◆ Task details: Set out every line bearing the string "WordPress".

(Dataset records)
■ ■ ■ ■

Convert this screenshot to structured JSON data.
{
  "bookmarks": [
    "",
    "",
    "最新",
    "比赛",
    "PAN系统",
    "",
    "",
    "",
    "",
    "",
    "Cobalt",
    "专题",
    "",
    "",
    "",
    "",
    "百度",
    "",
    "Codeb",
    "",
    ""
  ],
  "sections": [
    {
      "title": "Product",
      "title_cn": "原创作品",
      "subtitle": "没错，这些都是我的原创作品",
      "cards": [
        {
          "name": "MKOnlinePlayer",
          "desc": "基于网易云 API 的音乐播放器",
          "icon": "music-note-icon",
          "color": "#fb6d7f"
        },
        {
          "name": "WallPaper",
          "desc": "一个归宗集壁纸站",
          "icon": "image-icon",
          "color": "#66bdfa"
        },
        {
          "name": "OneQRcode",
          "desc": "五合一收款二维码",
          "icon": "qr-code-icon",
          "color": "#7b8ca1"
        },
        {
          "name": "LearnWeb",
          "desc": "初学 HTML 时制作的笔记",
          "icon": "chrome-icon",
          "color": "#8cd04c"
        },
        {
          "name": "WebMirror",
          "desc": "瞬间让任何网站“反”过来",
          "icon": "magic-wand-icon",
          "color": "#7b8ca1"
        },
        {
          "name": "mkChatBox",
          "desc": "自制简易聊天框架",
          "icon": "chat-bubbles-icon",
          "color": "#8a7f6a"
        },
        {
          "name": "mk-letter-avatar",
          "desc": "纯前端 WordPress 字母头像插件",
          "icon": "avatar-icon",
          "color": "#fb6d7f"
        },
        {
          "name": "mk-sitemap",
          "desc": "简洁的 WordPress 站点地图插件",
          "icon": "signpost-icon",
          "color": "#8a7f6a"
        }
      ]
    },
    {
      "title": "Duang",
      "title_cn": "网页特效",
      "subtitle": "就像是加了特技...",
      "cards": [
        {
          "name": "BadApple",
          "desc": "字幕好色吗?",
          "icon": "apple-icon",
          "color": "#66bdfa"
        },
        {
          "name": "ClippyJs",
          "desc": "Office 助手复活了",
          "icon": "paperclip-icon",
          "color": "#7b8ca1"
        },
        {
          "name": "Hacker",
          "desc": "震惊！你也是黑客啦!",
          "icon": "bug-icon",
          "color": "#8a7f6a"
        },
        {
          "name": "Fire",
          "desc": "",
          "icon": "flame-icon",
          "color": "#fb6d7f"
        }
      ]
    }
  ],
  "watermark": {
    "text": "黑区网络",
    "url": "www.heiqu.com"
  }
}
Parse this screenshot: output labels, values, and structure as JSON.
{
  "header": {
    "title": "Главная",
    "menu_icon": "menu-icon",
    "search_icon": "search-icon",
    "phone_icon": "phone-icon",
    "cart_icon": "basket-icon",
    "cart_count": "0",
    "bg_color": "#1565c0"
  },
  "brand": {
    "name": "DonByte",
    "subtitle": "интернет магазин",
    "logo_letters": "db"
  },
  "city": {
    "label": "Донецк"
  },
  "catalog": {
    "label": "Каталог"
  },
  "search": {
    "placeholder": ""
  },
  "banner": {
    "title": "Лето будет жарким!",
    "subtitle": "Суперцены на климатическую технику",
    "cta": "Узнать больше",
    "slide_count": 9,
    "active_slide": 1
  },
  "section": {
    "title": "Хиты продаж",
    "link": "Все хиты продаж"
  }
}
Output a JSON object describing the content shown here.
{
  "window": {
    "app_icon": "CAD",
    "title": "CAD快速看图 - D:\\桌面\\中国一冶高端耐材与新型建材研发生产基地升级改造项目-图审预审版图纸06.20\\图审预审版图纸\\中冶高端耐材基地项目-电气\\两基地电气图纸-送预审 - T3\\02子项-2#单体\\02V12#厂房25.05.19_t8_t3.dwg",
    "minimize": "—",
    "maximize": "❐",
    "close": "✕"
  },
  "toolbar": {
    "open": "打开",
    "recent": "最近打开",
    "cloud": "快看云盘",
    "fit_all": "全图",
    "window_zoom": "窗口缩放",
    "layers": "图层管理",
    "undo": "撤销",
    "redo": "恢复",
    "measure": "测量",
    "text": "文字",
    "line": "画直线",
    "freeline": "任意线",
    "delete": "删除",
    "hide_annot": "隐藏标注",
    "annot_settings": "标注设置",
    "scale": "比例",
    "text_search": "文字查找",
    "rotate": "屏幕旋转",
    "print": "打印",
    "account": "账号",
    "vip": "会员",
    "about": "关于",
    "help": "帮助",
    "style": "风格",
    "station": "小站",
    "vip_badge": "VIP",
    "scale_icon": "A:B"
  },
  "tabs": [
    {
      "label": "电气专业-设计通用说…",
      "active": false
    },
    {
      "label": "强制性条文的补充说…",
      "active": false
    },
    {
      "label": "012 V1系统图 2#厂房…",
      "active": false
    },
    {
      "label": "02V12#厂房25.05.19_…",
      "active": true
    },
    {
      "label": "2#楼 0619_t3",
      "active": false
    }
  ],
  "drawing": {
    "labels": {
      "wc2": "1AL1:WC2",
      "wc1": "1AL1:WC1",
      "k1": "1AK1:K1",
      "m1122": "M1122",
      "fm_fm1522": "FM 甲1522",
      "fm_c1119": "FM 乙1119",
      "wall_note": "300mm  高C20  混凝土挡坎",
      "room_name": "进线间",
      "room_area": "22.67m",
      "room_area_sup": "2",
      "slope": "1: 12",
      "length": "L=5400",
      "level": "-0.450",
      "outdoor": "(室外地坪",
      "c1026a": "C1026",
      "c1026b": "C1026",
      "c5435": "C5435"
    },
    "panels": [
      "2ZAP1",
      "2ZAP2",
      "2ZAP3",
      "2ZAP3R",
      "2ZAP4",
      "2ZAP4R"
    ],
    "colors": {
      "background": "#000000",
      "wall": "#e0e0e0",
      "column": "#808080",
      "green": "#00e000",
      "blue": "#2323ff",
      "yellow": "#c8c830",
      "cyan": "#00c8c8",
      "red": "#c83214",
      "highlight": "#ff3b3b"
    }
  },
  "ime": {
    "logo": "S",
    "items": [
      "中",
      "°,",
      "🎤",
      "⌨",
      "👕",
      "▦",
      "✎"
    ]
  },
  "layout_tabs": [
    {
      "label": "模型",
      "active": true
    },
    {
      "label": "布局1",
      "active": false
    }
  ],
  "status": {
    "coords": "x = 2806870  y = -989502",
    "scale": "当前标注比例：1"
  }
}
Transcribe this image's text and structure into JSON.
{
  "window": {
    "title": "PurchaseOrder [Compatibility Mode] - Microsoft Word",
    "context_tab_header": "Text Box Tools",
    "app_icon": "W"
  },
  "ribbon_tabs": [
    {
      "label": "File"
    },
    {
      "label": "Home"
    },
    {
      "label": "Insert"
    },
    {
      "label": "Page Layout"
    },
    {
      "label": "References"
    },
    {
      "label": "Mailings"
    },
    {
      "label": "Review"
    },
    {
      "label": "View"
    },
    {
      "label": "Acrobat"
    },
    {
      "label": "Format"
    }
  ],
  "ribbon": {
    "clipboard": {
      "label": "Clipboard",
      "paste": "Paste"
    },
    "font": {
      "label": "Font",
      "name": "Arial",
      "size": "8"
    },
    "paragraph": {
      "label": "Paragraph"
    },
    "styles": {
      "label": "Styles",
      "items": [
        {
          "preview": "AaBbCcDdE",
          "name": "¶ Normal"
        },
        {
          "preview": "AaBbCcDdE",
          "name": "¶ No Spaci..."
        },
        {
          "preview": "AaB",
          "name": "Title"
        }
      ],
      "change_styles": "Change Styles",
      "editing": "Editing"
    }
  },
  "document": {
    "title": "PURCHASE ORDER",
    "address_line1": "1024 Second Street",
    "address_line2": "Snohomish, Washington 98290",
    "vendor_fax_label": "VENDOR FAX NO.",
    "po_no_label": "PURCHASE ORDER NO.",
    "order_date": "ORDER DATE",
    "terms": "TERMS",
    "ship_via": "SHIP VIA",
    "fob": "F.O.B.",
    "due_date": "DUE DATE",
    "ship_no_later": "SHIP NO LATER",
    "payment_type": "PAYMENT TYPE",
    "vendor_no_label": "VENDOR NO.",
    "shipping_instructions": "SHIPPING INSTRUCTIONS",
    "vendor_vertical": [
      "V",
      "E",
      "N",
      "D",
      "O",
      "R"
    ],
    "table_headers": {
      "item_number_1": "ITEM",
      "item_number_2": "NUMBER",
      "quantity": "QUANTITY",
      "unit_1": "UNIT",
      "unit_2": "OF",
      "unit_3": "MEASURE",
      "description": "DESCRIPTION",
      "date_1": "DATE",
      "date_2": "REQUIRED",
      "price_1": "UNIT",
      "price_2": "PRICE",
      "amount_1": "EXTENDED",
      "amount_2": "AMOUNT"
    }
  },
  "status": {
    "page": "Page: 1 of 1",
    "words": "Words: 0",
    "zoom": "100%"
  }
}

■ ■ ■ ■

◆ The result:
          "desc": "纯前端 WordPress 字母头像插件",
          "desc": "简洁的 WordPress 站点地图插件",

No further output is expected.